START

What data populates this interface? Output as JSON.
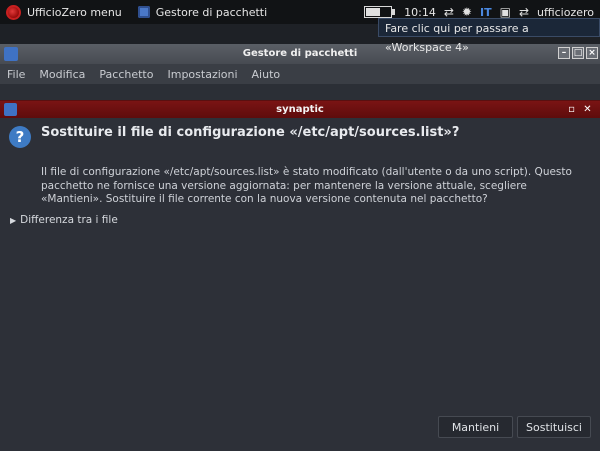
{
  "panel": {
    "menu_label": "UfficioZero menu",
    "task_label": "Gestore di pacchetti",
    "time": "10:14",
    "lang": "IT",
    "user": "ufficiozero",
    "battery_level": 0.6,
    "workspace_tooltip": "Fare clic qui per passare a «Workspace 4»"
  },
  "parent_window": {
    "title": "Gestore di pacchetti",
    "menu": [
      "File",
      "Modifica",
      "Pacchetto",
      "Impostazioni",
      "Aiuto"
    ]
  },
  "dialog": {
    "title": "synaptic",
    "heading": "Sostituire il file di configurazione «/etc/apt/sources.list»?",
    "body": "Il file di configurazione «/etc/apt/sources.list» è stato modificato (dall'utente o da uno script). Questo pacchetto ne fornisce una versione aggiornata: per mantenere la versione attuale, scegliere «Mantieni». Sostituire il file corrente con la nuova versione contenuta nel pacchetto?",
    "expander_label": "Differenza tra i file",
    "keep_label": "Mantieni",
    "replace_label": "Sostituisci"
  },
  "colors": {
    "dialog_titlebar": "#7a1414",
    "accent": "#3e7bc4"
  }
}
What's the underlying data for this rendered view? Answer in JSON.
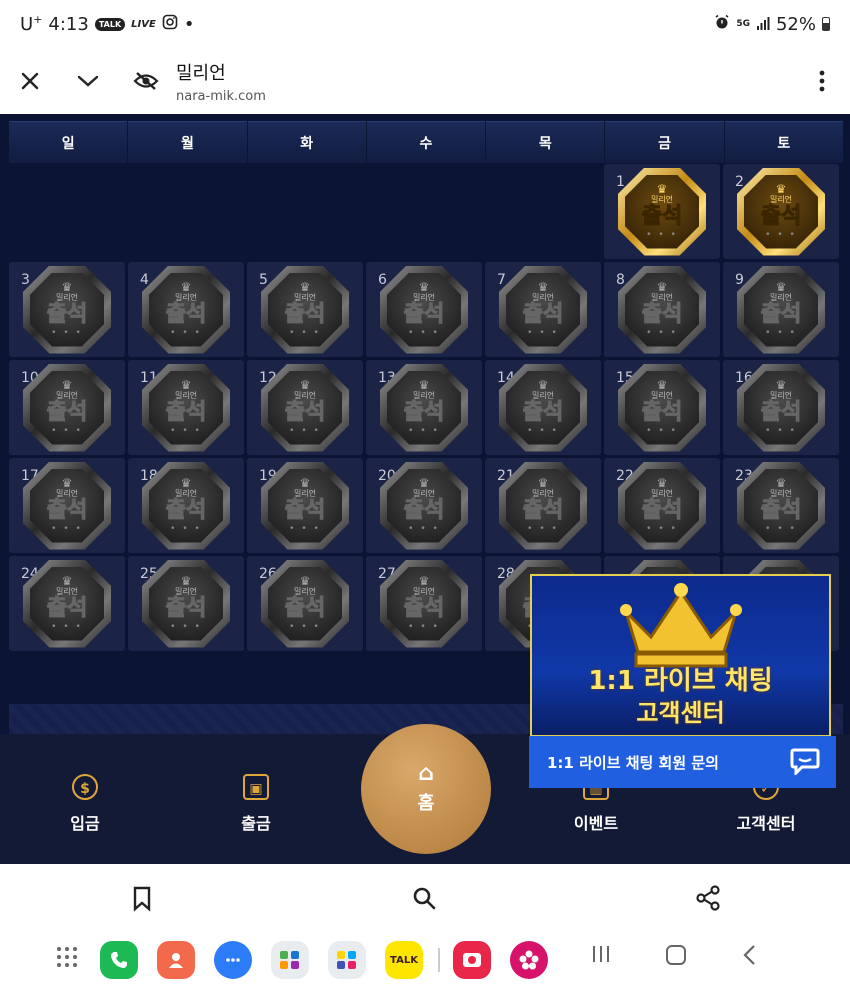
{
  "status_bar": {
    "carrier": "U",
    "carrier_sup": "+",
    "time": "4:13",
    "talk_badge": "TALK",
    "live_label": "LIVE",
    "dot": "•",
    "network": "5G",
    "battery": "52%"
  },
  "browser": {
    "site_title": "밀리언",
    "url": "nara-mik.com"
  },
  "calendar": {
    "weekdays": [
      "일",
      "월",
      "화",
      "수",
      "목",
      "금",
      "토"
    ],
    "badge_word": "출석",
    "badge_brand": "밀리언",
    "badge_dots": "• • •",
    "cells": [
      {
        "num": ""
      },
      {
        "num": ""
      },
      {
        "num": ""
      },
      {
        "num": ""
      },
      {
        "num": ""
      },
      {
        "num": "1"
      },
      {
        "num": "2"
      },
      {
        "num": "3"
      },
      {
        "num": "4"
      },
      {
        "num": "5"
      },
      {
        "num": "6"
      },
      {
        "num": "7"
      },
      {
        "num": "8"
      },
      {
        "num": "9"
      },
      {
        "num": "10"
      },
      {
        "num": "11"
      },
      {
        "num": "12"
      },
      {
        "num": "13"
      },
      {
        "num": "14"
      },
      {
        "num": "15"
      },
      {
        "num": "16"
      },
      {
        "num": "17"
      },
      {
        "num": "18"
      },
      {
        "num": "19"
      },
      {
        "num": "20"
      },
      {
        "num": "21"
      },
      {
        "num": "22"
      },
      {
        "num": "23"
      },
      {
        "num": "24"
      },
      {
        "num": "25"
      },
      {
        "num": "26"
      },
      {
        "num": "27"
      },
      {
        "num": "28"
      },
      {
        "num": ""
      },
      {
        "num": ""
      }
    ],
    "attended_days": [
      "1",
      "2"
    ]
  },
  "nav": {
    "deposit": "입금",
    "withdraw": "출금",
    "home": "홈",
    "event": "이벤트",
    "support": "고객센터"
  },
  "popup": {
    "title": "1:1 라이브 채팅",
    "subtitle": "고객센터",
    "chat_label": "1:1 라이브 채팅 회원 문의"
  },
  "dock": {
    "kakao_label": "TALK"
  },
  "colors": {
    "page_bg": "#0c1433",
    "accent_gold": "#e0a63a",
    "chat_blue": "#1f5fe0",
    "popup_text": "#ffe66a"
  }
}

END

Task to complete:
Search the listing for the string "What". Copy each line where it turns up.

The result:
What data populates this interface? Output as JSON.
What's the underlying data for this rendered view? Answer in JSON.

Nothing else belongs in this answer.